--- start of Records ---

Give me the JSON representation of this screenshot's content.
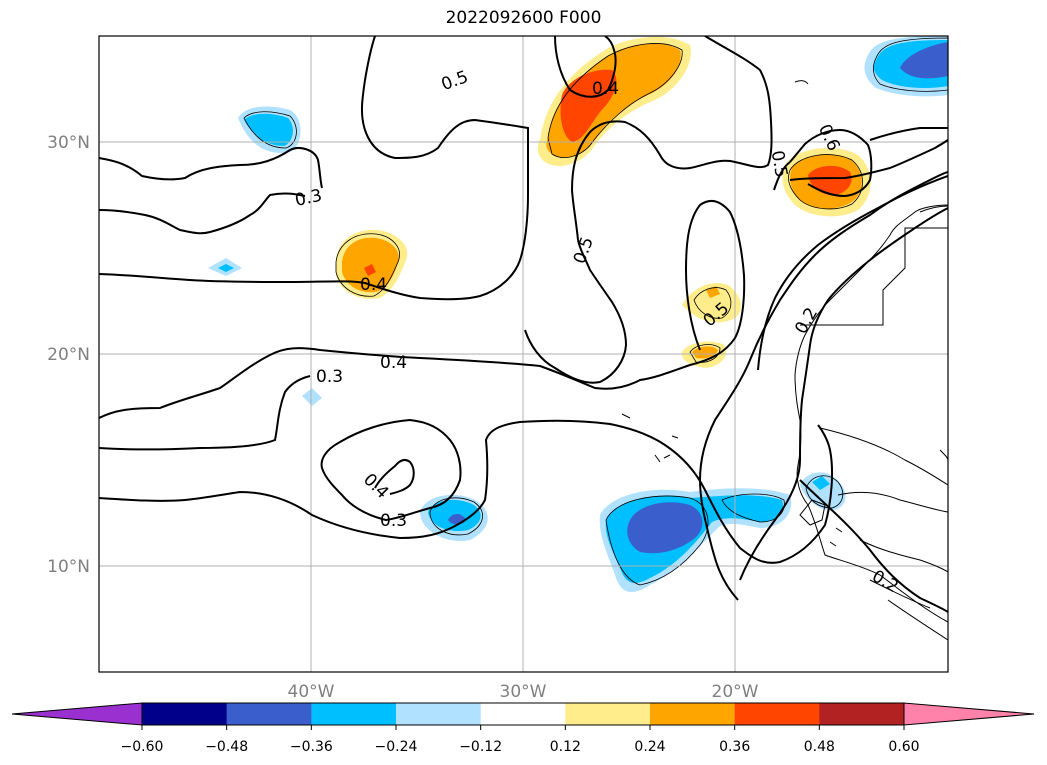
{
  "title": "2022092600 F000",
  "axes": {
    "lat_labels": [
      "30°N",
      "20°N",
      "10°N"
    ],
    "lon_labels": [
      "40°W",
      "30°W",
      "20°W"
    ]
  },
  "contour_labels": [
    "0.5",
    "0.4",
    "0.6",
    "0.5",
    "0.3",
    "0.4",
    "0.5",
    "0.5",
    "0.2",
    "0.4",
    "0.3",
    "0.4",
    "0.3",
    "0.2"
  ],
  "colorbar": {
    "tick_labels": [
      "−0.60",
      "−0.48",
      "−0.36",
      "−0.24",
      "−0.12",
      "0.12",
      "0.24",
      "0.36",
      "0.48",
      "0.60"
    ],
    "colors": [
      "#9b30d0",
      "#00008b",
      "#3a5fcd",
      "#00bfff",
      "#b0e2ff",
      "#ffffff",
      "#ffec8b",
      "#ffa500",
      "#ff4500",
      "#b22222",
      "#ff82ab",
      "#ff82ab"
    ]
  }
}
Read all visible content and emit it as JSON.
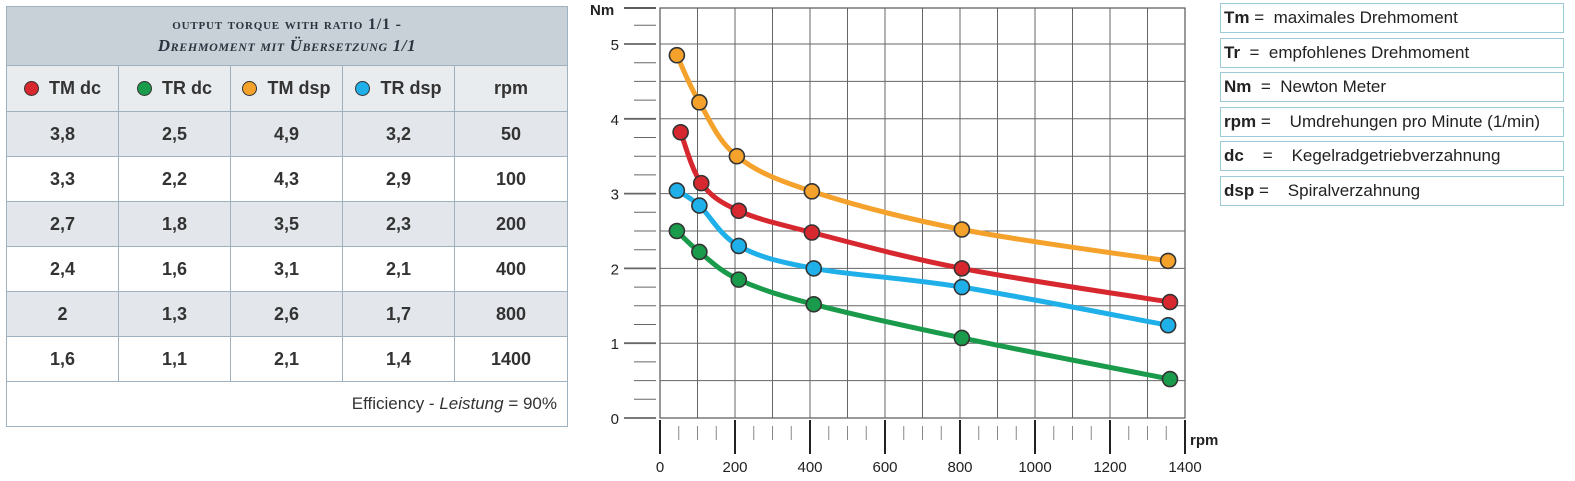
{
  "table": {
    "title_line1": "output torque with ratio 1/1 -",
    "title_line2": "Drehmoment mit Übersetzung 1/1",
    "headers": [
      {
        "pre": "T",
        "sub": "M",
        "post": " dc",
        "color": "#d7282f"
      },
      {
        "pre": "T",
        "sub": "R",
        "post": " dc",
        "color": "#1a9b4b"
      },
      {
        "pre": "T",
        "sub": "M",
        "post": " dsp",
        "color": "#f5a22d"
      },
      {
        "pre": "T",
        "sub": "R",
        "post": " dsp",
        "color": "#1fb0ea"
      },
      {
        "pre": "",
        "sub": "",
        "post": "rpm",
        "color": ""
      }
    ],
    "rows": [
      [
        "3,8",
        "2,5",
        "4,9",
        "3,2",
        "50"
      ],
      [
        "3,3",
        "2,2",
        "4,3",
        "2,9",
        "100"
      ],
      [
        "2,7",
        "1,8",
        "3,5",
        "2,3",
        "200"
      ],
      [
        "2,4",
        "1,6",
        "3,1",
        "2,1",
        "400"
      ],
      [
        "2",
        "1,3",
        "2,6",
        "1,7",
        "800"
      ],
      [
        "1,6",
        "1,1",
        "2,1",
        "1,4",
        "1400"
      ]
    ],
    "footer_prefix": "Efficiency - ",
    "footer_italic": "Leistung",
    "footer_suffix": " = 90%"
  },
  "legend": [
    {
      "key": "Tm",
      "sep": " =  ",
      "text": "maximales Drehmoment"
    },
    {
      "key": "Tr",
      "sep": "  =  ",
      "text": "empfohlenes Drehmoment"
    },
    {
      "key": "Nm",
      "sep": "  =  ",
      "text": "Newton Meter"
    },
    {
      "key": "rpm",
      "sep": " =    ",
      "text": "Umdrehungen pro Minute (1/min)"
    },
    {
      "key": "dc",
      "sep": "    =    ",
      "text": "Kegelradgetriebverzahnung"
    },
    {
      "key": "dsp",
      "sep": " =    ",
      "text": "Spiralverzahnung"
    }
  ],
  "chart_data": {
    "type": "line",
    "xlabel": "rpm",
    "ylabel": "Nm",
    "xlim": [
      0,
      1400
    ],
    "ylim": [
      0,
      5
    ],
    "x_ticks": [
      "0",
      "200",
      "400",
      "600",
      "800",
      "1000",
      "1200",
      "1400"
    ],
    "y_ticks": [
      "0",
      "1",
      "2",
      "3",
      "4",
      "5"
    ],
    "grid": true,
    "series": [
      {
        "name": "TM dsp",
        "color": "#f5a22d",
        "points": [
          [
            45,
            4.85
          ],
          [
            105,
            4.22
          ],
          [
            205,
            3.5
          ],
          [
            405,
            3.03
          ],
          [
            805,
            2.52
          ],
          [
            1355,
            2.1
          ]
        ]
      },
      {
        "name": "TM dc",
        "color": "#d7282f",
        "points": [
          [
            55,
            3.82
          ],
          [
            110,
            3.14
          ],
          [
            210,
            2.77
          ],
          [
            405,
            2.48
          ],
          [
            805,
            2.0
          ],
          [
            1360,
            1.55
          ]
        ]
      },
      {
        "name": "TR dsp",
        "color": "#1fb0ea",
        "points": [
          [
            45,
            3.04
          ],
          [
            105,
            2.84
          ],
          [
            210,
            2.3
          ],
          [
            410,
            2.0
          ],
          [
            805,
            1.75
          ],
          [
            1355,
            1.24
          ]
        ]
      },
      {
        "name": "TR dc",
        "color": "#1a9b4b",
        "points": [
          [
            45,
            2.5
          ],
          [
            105,
            2.22
          ],
          [
            210,
            1.85
          ],
          [
            410,
            1.52
          ],
          [
            805,
            1.07
          ],
          [
            1360,
            0.52
          ]
        ]
      }
    ]
  }
}
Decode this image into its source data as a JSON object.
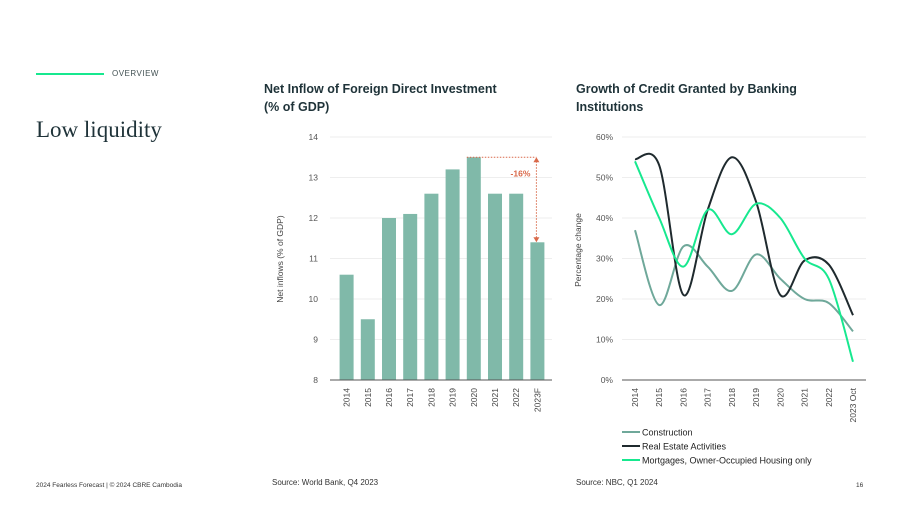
{
  "section_label": "OVERVIEW",
  "title": "Low liquidity",
  "footer": "2024 Fearless Forecast | © 2024 CBRE Cambodia",
  "page_number": "16",
  "colors": {
    "accent": "#17e88f",
    "bar": "#80b9a9",
    "annotation": "#d9694a",
    "construction": "#6fa89a",
    "real_estate": "#1f2a2e",
    "mortgages": "#17e88f"
  },
  "chart_data": [
    {
      "type": "bar",
      "title": "Net Inflow of Foreign Direct Investment (% of GDP)",
      "title_lines": [
        "Net Inflow of Foreign Direct Investment",
        "(% of GDP)"
      ],
      "ylabel": "Net inflows (% of GDP)",
      "xlabel": "",
      "ylim": [
        8,
        14
      ],
      "yticks": [
        "8",
        "9",
        "10",
        "11",
        "12",
        "13",
        "14"
      ],
      "grid": true,
      "categories": [
        "2014",
        "2015",
        "2016",
        "2017",
        "2018",
        "2019",
        "2020",
        "2021",
        "2022",
        "2023F"
      ],
      "values": [
        10.6,
        9.5,
        12.0,
        12.1,
        12.6,
        13.2,
        13.5,
        12.6,
        12.6,
        11.4
      ],
      "annotation": {
        "label": "-16%",
        "from": "2020",
        "to": "2023F"
      },
      "source": "Source: World Bank, Q4 2023"
    },
    {
      "type": "line",
      "title": "Growth of Credit Granted by Banking Institutions",
      "title_lines": [
        "Growth of Credit Granted by Banking",
        "Institutions"
      ],
      "ylabel": "Percentage change",
      "xlabel": "",
      "ylim": [
        0,
        60
      ],
      "yticks": [
        "0%",
        "10%",
        "20%",
        "30%",
        "40%",
        "50%",
        "60%"
      ],
      "grid": true,
      "legend_placement": "bottom",
      "categories": [
        "2014",
        "2015",
        "2016",
        "2017",
        "2018",
        "2019",
        "2020",
        "2021",
        "2022",
        "2023 Oct"
      ],
      "series": [
        {
          "name": "Construction",
          "color": "#6fa89a",
          "values": [
            37,
            18.5,
            33,
            28,
            22,
            31,
            25,
            20,
            19,
            12
          ]
        },
        {
          "name": "Real Estate Activities",
          "color": "#1f2a2e",
          "values": [
            54.5,
            53,
            21,
            42,
            55,
            44,
            21,
            29.5,
            28.5,
            16
          ]
        },
        {
          "name": "Mortgages, Owner-Occupied Housing only",
          "color": "#17e88f",
          "values": [
            54,
            40,
            28,
            42,
            36,
            43.5,
            40,
            30,
            25,
            4.5
          ]
        }
      ],
      "source": "Source: NBC, Q1 2024"
    }
  ]
}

--- end of Records ---

Exercise task:
Exclude every picture and copy the remaining data exactly.

Result of the exercise:
Give me the JSON representation of this screenshot's content.
{
  "title": "2022092600 F000",
  "axes": {
    "lat_labels": [
      "30°N",
      "20°N",
      "10°N"
    ],
    "lon_labels": [
      "40°W",
      "30°W",
      "20°W"
    ]
  },
  "contour_labels": [
    "0.5",
    "0.4",
    "0.6",
    "0.5",
    "0.3",
    "0.4",
    "0.5",
    "0.5",
    "0.2",
    "0.4",
    "0.3",
    "0.4",
    "0.3",
    "0.2"
  ],
  "colorbar": {
    "tick_labels": [
      "−0.60",
      "−0.48",
      "−0.36",
      "−0.24",
      "−0.12",
      "0.12",
      "0.24",
      "0.36",
      "0.48",
      "0.60"
    ],
    "colors": [
      "#9b30d0",
      "#00008b",
      "#3a5fcd",
      "#00bfff",
      "#b0e2ff",
      "#ffffff",
      "#ffec8b",
      "#ffa500",
      "#ff4500",
      "#b22222",
      "#ff82ab",
      "#ff82ab"
    ]
  }
}
Read all visible content and emit it as JSON.
{
  "table": {
    "title_line1": "output torque with ratio 1/1 -",
    "title_line2": "Drehmoment mit Übersetzung 1/1",
    "headers": [
      {
        "pre": "T",
        "sub": "M",
        "post": " dc",
        "color": "#d7282f"
      },
      {
        "pre": "T",
        "sub": "R",
        "post": " dc",
        "color": "#1a9b4b"
      },
      {
        "pre": "T",
        "sub": "M",
        "post": " dsp",
        "color": "#f5a22d"
      },
      {
        "pre": "T",
        "sub": "R",
        "post": " dsp",
        "color": "#1fb0ea"
      },
      {
        "pre": "",
        "sub": "",
        "post": "rpm",
        "color": ""
      }
    ],
    "rows": [
      [
        "3,8",
        "2,5",
        "4,9",
        "3,2",
        "50"
      ],
      [
        "3,3",
        "2,2",
        "4,3",
        "2,9",
        "100"
      ],
      [
        "2,7",
        "1,8",
        "3,5",
        "2,3",
        "200"
      ],
      [
        "2,4",
        "1,6",
        "3,1",
        "2,1",
        "400"
      ],
      [
        "2",
        "1,3",
        "2,6",
        "1,7",
        "800"
      ],
      [
        "1,6",
        "1,1",
        "2,1",
        "1,4",
        "1400"
      ]
    ],
    "footer_prefix": "Efficiency - ",
    "footer_italic": "Leistung",
    "footer_suffix": " = 90%"
  },
  "legend": [
    {
      "key": "Tm",
      "sep": " =  ",
      "text": "maximales Drehmoment"
    },
    {
      "key": "Tr",
      "sep": "  =  ",
      "text": "empfohlenes Drehmoment"
    },
    {
      "key": "Nm",
      "sep": "  =  ",
      "text": "Newton Meter"
    },
    {
      "key": "rpm",
      "sep": " =    ",
      "text": "Umdrehungen pro Minute (1/min)"
    },
    {
      "key": "dc",
      "sep": "    =    ",
      "text": "Kegelradgetriebverzahnung"
    },
    {
      "key": "dsp",
      "sep": " =    ",
      "text": "Spiralverzahnung"
    }
  ],
  "chart_data": {
    "type": "line",
    "xlabel": "rpm",
    "ylabel": "Nm",
    "xlim": [
      0,
      1400
    ],
    "ylim": [
      0,
      5
    ],
    "x_ticks": [
      "0",
      "200",
      "400",
      "600",
      "800",
      "1000",
      "1200",
      "1400"
    ],
    "y_ticks": [
      "0",
      "1",
      "2",
      "3",
      "4",
      "5"
    ],
    "grid": true,
    "series": [
      {
        "name": "TM dsp",
        "color": "#f5a22d",
        "points": [
          [
            45,
            4.85
          ],
          [
            105,
            4.22
          ],
          [
            205,
            3.5
          ],
          [
            405,
            3.03
          ],
          [
            805,
            2.52
          ],
          [
            1355,
            2.1
          ]
        ]
      },
      {
        "name": "TM dc",
        "color": "#d7282f",
        "points": [
          [
            55,
            3.82
          ],
          [
            110,
            3.14
          ],
          [
            210,
            2.77
          ],
          [
            405,
            2.48
          ],
          [
            805,
            2.0
          ],
          [
            1360,
            1.55
          ]
        ]
      },
      {
        "name": "TR dsp",
        "color": "#1fb0ea",
        "points": [
          [
            45,
            3.04
          ],
          [
            105,
            2.84
          ],
          [
            210,
            2.3
          ],
          [
            410,
            2.0
          ],
          [
            805,
            1.75
          ],
          [
            1355,
            1.24
          ]
        ]
      },
      {
        "name": "TR dc",
        "color": "#1a9b4b",
        "points": [
          [
            45,
            2.5
          ],
          [
            105,
            2.22
          ],
          [
            210,
            1.85
          ],
          [
            410,
            1.52
          ],
          [
            805,
            1.07
          ],
          [
            1360,
            0.52
          ]
        ]
      }
    ]
  }
}
Decode this image into its source data as a JSON object.
{
  "section_label": "OVERVIEW",
  "title": "Low liquidity",
  "footer": "2024 Fearless Forecast | © 2024 CBRE Cambodia",
  "page_number": "16",
  "colors": {
    "accent": "#17e88f",
    "bar": "#80b9a9",
    "annotation": "#d9694a",
    "construction": "#6fa89a",
    "real_estate": "#1f2a2e",
    "mortgages": "#17e88f"
  },
  "chart_data": [
    {
      "type": "bar",
      "title": "Net Inflow of Foreign Direct Investment (% of GDP)",
      "title_lines": [
        "Net Inflow of Foreign Direct Investment",
        "(% of GDP)"
      ],
      "ylabel": "Net inflows (% of GDP)",
      "xlabel": "",
      "ylim": [
        8,
        14
      ],
      "yticks": [
        "8",
        "9",
        "10",
        "11",
        "12",
        "13",
        "14"
      ],
      "grid": true,
      "categories": [
        "2014",
        "2015",
        "2016",
        "2017",
        "2018",
        "2019",
        "2020",
        "2021",
        "2022",
        "2023F"
      ],
      "values": [
        10.6,
        9.5,
        12.0,
        12.1,
        12.6,
        13.2,
        13.5,
        12.6,
        12.6,
        11.4
      ],
      "annotation": {
        "label": "-16%",
        "from": "2020",
        "to": "2023F"
      },
      "source": "Source: World Bank, Q4 2023"
    },
    {
      "type": "line",
      "title": "Growth of Credit Granted by Banking Institutions",
      "title_lines": [
        "Growth of Credit Granted by Banking",
        "Institutions"
      ],
      "ylabel": "Percentage change",
      "xlabel": "",
      "ylim": [
        0,
        60
      ],
      "yticks": [
        "0%",
        "10%",
        "20%",
        "30%",
        "40%",
        "50%",
        "60%"
      ],
      "grid": true,
      "legend_placement": "bottom",
      "categories": [
        "2014",
        "2015",
        "2016",
        "2017",
        "2018",
        "2019",
        "2020",
        "2021",
        "2022",
        "2023 Oct"
      ],
      "series": [
        {
          "name": "Construction",
          "color": "#6fa89a",
          "values": [
            37,
            18.5,
            33,
            28,
            22,
            31,
            25,
            20,
            19,
            12
          ]
        },
        {
          "name": "Real Estate Activities",
          "color": "#1f2a2e",
          "values": [
            54.5,
            53,
            21,
            42,
            55,
            44,
            21,
            29.5,
            28.5,
            16
          ]
        },
        {
          "name": "Mortgages, Owner-Occupied Housing only",
          "color": "#17e88f",
          "values": [
            54,
            40,
            28,
            42,
            36,
            43.5,
            40,
            30,
            25,
            4.5
          ]
        }
      ],
      "source": "Source: NBC, Q1 2024"
    }
  ]
}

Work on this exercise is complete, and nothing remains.